### Task statement
Start at the line containing "Output a JSON" and transcribe every line exactly through the end of the records below, and only those lines.

### Saved entries
·····

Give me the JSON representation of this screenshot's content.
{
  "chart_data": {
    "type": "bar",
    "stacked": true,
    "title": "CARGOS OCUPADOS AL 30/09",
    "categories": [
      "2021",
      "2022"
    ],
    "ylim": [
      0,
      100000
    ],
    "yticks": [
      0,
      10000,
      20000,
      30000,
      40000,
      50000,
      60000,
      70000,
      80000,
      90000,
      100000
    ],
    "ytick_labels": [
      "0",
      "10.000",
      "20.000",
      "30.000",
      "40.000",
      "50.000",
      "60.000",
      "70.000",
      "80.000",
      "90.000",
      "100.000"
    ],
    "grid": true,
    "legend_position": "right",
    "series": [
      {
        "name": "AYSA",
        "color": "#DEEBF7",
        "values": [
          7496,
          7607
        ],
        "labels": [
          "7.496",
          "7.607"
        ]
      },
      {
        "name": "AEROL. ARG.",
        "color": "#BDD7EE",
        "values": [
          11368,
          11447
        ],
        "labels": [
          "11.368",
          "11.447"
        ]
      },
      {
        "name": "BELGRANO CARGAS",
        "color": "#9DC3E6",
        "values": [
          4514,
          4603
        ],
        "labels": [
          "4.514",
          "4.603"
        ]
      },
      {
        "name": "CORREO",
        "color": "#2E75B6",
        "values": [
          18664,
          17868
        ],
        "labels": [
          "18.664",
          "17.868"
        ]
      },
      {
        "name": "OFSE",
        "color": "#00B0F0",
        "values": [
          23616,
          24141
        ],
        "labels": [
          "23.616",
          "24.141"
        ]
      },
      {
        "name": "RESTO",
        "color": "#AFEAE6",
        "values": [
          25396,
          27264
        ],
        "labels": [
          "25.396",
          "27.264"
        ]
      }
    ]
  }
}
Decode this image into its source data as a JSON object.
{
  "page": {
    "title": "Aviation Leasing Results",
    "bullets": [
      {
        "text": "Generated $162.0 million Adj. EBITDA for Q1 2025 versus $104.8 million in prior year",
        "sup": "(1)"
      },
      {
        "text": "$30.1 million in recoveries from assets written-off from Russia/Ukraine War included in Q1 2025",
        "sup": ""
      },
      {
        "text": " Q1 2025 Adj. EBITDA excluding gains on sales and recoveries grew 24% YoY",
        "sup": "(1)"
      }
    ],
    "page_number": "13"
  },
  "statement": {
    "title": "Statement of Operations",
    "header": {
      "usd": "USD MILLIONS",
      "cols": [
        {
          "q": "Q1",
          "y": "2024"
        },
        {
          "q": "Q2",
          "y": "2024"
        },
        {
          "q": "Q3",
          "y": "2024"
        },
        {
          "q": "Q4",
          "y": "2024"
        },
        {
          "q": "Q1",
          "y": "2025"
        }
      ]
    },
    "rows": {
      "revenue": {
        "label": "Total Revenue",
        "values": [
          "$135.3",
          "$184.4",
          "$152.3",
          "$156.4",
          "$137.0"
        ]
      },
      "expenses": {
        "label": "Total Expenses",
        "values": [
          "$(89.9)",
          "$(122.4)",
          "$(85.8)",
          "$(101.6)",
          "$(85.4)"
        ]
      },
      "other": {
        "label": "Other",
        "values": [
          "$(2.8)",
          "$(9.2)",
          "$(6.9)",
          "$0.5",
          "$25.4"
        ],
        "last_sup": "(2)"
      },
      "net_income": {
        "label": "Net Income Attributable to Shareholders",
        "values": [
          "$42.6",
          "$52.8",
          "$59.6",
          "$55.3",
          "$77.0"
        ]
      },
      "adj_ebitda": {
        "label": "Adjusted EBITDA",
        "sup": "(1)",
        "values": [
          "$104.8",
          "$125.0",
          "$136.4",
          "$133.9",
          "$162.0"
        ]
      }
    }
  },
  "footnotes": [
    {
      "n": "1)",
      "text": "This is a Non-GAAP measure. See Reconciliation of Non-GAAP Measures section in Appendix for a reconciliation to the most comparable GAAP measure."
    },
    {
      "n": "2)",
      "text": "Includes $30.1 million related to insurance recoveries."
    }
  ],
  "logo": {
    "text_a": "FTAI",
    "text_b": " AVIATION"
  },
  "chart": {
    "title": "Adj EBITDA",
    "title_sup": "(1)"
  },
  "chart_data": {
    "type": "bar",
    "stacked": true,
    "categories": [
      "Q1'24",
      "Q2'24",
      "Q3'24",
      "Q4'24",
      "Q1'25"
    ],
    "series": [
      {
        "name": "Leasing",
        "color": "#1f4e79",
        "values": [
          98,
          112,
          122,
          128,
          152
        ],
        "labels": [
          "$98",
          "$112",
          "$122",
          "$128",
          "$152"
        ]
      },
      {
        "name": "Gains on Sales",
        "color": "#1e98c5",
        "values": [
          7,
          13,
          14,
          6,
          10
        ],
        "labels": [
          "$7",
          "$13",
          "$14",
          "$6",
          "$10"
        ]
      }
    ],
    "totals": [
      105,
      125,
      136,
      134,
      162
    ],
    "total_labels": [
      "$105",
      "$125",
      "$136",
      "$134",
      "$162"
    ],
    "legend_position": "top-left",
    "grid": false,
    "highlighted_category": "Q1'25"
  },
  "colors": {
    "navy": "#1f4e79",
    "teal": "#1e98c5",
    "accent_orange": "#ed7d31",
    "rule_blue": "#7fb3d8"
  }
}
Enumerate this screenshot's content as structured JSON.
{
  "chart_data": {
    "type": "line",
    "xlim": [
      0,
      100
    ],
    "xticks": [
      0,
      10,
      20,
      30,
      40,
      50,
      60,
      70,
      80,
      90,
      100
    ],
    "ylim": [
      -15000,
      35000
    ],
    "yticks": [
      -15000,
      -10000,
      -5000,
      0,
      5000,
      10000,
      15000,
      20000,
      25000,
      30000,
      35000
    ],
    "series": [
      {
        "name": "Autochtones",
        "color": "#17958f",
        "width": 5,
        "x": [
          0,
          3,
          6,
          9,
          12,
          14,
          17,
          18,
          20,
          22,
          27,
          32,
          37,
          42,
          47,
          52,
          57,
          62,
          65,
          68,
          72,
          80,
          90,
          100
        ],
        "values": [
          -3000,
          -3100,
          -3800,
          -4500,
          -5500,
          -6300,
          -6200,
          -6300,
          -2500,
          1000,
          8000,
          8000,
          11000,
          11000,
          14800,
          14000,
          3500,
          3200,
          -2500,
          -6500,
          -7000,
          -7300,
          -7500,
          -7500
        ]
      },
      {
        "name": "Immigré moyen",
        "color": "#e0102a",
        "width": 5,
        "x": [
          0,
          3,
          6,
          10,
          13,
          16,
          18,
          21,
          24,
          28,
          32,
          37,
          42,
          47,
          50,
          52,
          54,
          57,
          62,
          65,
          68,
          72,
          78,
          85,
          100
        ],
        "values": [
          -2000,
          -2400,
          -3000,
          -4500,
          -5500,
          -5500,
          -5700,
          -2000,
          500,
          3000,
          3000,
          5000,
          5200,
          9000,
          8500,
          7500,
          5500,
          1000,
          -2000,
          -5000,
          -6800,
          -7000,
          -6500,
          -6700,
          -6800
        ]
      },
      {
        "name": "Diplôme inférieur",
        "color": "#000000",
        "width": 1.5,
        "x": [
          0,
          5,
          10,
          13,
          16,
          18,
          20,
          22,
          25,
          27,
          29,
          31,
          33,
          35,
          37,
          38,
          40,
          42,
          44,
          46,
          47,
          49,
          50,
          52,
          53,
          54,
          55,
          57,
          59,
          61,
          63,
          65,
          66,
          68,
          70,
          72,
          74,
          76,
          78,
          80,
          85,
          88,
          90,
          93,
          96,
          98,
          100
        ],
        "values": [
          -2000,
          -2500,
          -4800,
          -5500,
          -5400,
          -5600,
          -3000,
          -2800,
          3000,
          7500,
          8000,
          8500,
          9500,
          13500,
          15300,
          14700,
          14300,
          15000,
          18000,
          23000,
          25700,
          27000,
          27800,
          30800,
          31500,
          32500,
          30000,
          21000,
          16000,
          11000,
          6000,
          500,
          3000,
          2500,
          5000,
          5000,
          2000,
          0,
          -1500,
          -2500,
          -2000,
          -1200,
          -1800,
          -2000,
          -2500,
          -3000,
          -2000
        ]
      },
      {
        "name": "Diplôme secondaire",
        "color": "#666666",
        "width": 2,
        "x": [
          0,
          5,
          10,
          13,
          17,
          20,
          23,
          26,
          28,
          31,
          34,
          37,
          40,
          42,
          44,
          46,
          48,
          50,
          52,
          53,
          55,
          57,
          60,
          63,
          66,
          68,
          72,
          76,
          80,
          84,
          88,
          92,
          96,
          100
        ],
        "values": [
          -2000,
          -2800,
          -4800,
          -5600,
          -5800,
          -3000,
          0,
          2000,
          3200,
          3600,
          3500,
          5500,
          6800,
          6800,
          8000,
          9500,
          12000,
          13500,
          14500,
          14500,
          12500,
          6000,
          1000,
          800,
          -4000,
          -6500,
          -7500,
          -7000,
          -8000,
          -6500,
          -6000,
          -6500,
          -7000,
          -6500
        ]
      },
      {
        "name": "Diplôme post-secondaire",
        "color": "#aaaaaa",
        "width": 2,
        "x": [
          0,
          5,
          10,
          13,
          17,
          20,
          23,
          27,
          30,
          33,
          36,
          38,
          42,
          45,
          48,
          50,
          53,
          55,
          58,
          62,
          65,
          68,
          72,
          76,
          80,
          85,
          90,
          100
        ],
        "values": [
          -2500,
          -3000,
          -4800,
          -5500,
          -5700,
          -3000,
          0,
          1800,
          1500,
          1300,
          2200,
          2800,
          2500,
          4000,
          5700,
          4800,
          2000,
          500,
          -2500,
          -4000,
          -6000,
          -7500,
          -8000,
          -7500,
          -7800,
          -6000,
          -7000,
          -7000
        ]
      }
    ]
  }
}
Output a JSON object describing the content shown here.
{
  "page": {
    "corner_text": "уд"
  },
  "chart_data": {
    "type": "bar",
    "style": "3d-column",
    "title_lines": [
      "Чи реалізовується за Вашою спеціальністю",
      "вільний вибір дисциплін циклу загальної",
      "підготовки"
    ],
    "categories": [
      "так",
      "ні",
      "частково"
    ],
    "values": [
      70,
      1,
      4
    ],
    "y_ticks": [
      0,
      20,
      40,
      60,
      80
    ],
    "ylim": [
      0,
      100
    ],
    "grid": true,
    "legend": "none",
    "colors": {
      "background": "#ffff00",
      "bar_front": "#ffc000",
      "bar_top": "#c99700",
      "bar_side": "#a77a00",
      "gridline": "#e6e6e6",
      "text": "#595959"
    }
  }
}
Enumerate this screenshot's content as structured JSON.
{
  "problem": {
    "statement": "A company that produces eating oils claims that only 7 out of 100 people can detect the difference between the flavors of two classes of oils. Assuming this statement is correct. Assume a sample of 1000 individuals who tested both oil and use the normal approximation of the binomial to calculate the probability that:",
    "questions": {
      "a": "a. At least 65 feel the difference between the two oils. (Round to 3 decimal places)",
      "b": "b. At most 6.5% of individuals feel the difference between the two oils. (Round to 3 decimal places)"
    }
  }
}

·····

### Correct output
Output a JSON object describing the content shown here.
{
  "page": {
    "corner_text": "уд"
  },
  "chart_data": {
    "type": "bar",
    "style": "3d-column",
    "title_lines": [
      "Чи реалізовується за Вашою спеціальністю",
      "вільний вибір дисциплін циклу загальної",
      "підготовки"
    ],
    "categories": [
      "так",
      "ні",
      "частково"
    ],
    "values": [
      70,
      1,
      4
    ],
    "y_ticks": [
      0,
      20,
      40,
      60,
      80
    ],
    "ylim": [
      0,
      100
    ],
    "grid": true,
    "legend": "none",
    "colors": {
      "background": "#ffff00",
      "bar_front": "#ffc000",
      "bar_top": "#c99700",
      "bar_side": "#a77a00",
      "gridline": "#e6e6e6",
      "text": "#595959"
    }
  }
}
Enumerate this screenshot's content as structured JSON.
{
  "problem": {
    "statement": "A company that produces eating oils claims that only 7 out of 100 people can detect the difference between the flavors of two classes of oils. Assuming this statement is correct. Assume a sample of 1000 individuals who tested both oil and use the normal approximation of the binomial to calculate the probability that:",
    "questions": {
      "a": "a. At least 65 feel the difference between the two oils. (Round to 3 decimal places)",
      "b": "b. At most 6.5% of individuals feel the difference between the two oils. (Round to 3 decimal places)"
    }
  }
}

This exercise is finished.